→ **Given instruction**
Pull out every line in the records below that contains the string "boxes", and copy each such line in full.

→ **Available data**
-*-*-

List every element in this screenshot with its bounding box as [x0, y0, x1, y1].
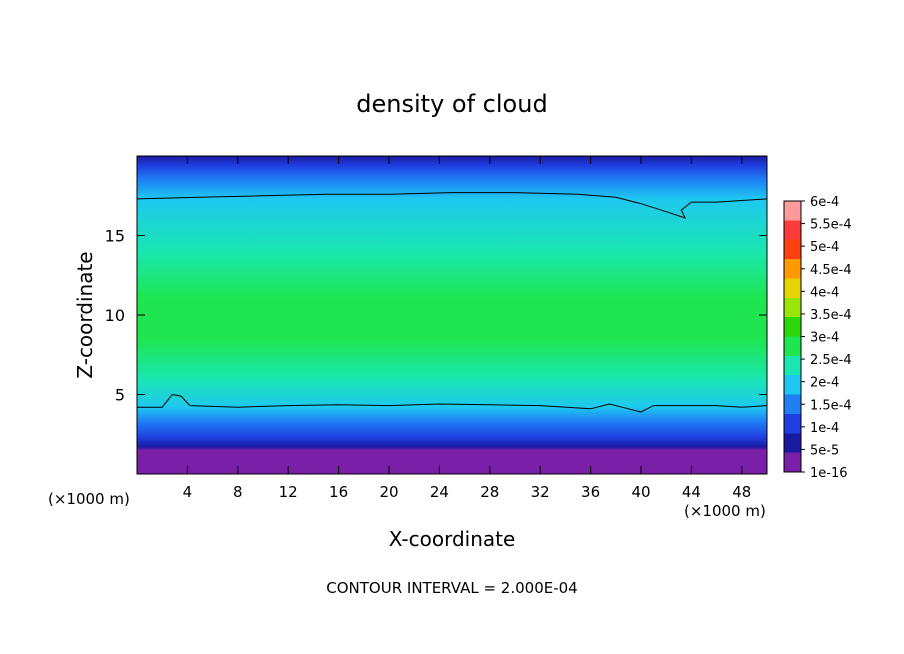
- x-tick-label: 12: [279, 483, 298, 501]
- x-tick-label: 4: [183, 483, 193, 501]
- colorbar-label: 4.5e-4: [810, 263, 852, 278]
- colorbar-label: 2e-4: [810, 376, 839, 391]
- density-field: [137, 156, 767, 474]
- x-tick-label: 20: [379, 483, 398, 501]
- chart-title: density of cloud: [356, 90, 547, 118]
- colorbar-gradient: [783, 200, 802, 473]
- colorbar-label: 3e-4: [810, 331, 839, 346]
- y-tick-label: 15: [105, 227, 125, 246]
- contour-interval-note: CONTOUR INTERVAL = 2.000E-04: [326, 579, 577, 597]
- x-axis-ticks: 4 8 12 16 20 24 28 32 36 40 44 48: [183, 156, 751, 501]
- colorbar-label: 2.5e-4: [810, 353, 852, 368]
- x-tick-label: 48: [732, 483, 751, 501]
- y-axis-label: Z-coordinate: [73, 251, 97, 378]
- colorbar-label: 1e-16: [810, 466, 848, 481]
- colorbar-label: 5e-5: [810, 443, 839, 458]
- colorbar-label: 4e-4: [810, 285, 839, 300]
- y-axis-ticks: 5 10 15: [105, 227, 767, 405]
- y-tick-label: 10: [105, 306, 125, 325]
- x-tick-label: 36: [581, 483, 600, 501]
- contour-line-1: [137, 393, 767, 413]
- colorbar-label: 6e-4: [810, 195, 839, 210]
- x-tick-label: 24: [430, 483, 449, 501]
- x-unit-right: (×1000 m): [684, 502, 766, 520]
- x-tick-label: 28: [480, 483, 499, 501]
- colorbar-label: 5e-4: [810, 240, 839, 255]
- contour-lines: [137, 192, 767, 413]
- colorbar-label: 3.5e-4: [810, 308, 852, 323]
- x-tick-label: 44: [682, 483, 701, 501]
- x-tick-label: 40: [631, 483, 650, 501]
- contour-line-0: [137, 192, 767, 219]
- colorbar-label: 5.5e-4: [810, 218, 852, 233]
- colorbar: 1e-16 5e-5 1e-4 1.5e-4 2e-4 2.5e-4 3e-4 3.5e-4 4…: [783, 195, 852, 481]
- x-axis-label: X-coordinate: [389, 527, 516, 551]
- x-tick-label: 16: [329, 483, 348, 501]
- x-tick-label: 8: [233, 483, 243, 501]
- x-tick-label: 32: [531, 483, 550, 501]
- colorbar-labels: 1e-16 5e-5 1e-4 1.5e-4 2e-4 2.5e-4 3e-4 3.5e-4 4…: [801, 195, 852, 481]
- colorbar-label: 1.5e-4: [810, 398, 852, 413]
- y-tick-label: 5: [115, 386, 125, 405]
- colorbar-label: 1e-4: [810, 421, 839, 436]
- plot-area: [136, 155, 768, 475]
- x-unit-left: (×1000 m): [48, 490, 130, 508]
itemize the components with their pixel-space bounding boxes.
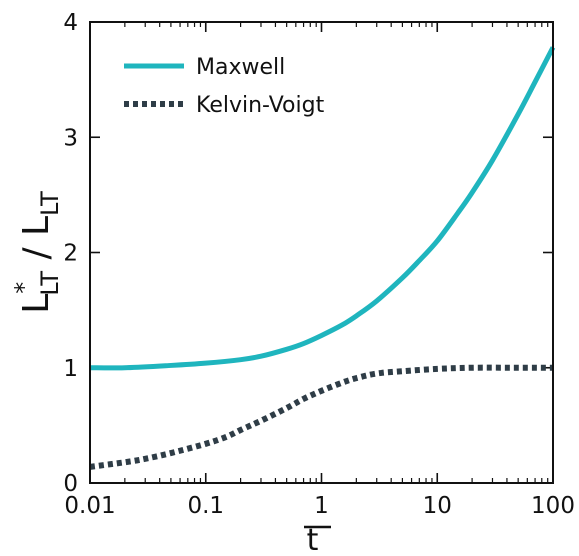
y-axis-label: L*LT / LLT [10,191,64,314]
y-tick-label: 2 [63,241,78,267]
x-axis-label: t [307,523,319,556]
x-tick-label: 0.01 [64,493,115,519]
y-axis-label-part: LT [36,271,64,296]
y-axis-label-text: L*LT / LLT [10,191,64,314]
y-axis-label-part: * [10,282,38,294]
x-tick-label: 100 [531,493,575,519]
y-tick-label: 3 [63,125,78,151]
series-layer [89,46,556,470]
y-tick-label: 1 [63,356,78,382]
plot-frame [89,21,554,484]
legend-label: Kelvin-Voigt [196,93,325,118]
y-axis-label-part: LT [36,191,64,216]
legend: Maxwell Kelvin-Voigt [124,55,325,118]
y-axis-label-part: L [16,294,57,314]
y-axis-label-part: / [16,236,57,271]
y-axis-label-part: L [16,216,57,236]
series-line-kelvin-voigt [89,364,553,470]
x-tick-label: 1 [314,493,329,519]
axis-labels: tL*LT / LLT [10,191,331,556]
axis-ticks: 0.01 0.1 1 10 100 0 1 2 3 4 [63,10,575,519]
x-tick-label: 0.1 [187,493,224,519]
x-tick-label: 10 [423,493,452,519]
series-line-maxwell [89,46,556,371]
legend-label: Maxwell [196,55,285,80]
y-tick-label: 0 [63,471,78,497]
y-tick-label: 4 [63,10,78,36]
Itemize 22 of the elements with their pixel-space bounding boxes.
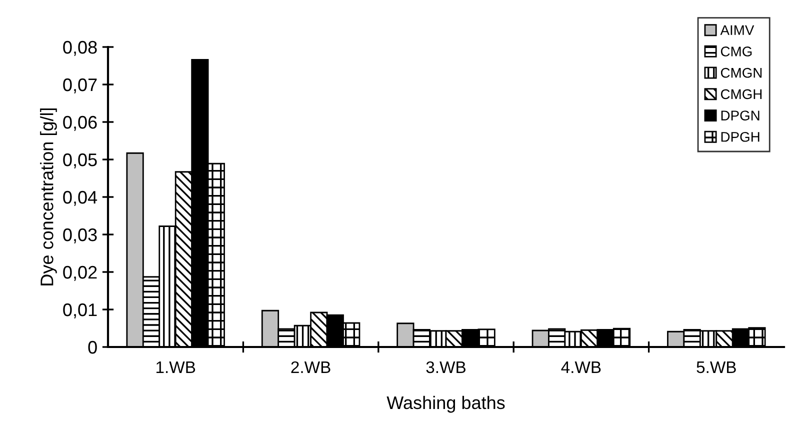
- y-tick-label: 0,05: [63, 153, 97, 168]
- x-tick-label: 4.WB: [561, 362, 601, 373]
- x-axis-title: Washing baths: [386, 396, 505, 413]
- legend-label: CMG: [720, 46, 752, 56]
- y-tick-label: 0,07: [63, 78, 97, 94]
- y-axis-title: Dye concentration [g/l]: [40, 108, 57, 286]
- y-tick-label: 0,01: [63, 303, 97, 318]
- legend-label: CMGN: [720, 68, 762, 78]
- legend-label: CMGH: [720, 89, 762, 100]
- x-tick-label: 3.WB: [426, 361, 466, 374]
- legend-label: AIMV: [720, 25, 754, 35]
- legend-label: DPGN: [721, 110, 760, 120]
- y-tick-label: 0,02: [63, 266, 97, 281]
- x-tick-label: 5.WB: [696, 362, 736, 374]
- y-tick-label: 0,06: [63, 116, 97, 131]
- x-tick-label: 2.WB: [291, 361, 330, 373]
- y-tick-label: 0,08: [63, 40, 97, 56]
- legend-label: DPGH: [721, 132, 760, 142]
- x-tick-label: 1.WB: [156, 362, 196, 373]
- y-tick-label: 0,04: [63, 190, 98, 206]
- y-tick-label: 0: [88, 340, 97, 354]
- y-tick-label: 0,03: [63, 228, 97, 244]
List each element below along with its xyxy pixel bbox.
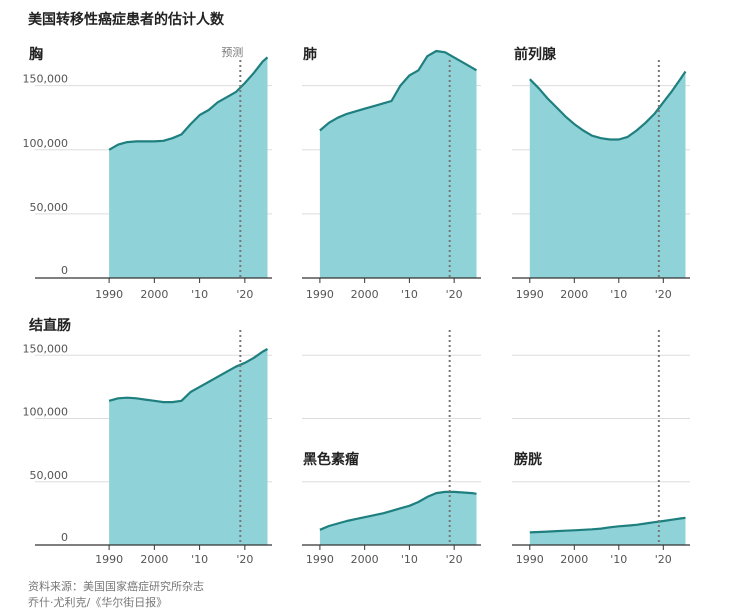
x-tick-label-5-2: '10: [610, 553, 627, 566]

-*-*-

→ **The result**
itemize the components with their pixel-space bounding boxes.
Itemize 22 of the elements with their pixel-space bounding boxes.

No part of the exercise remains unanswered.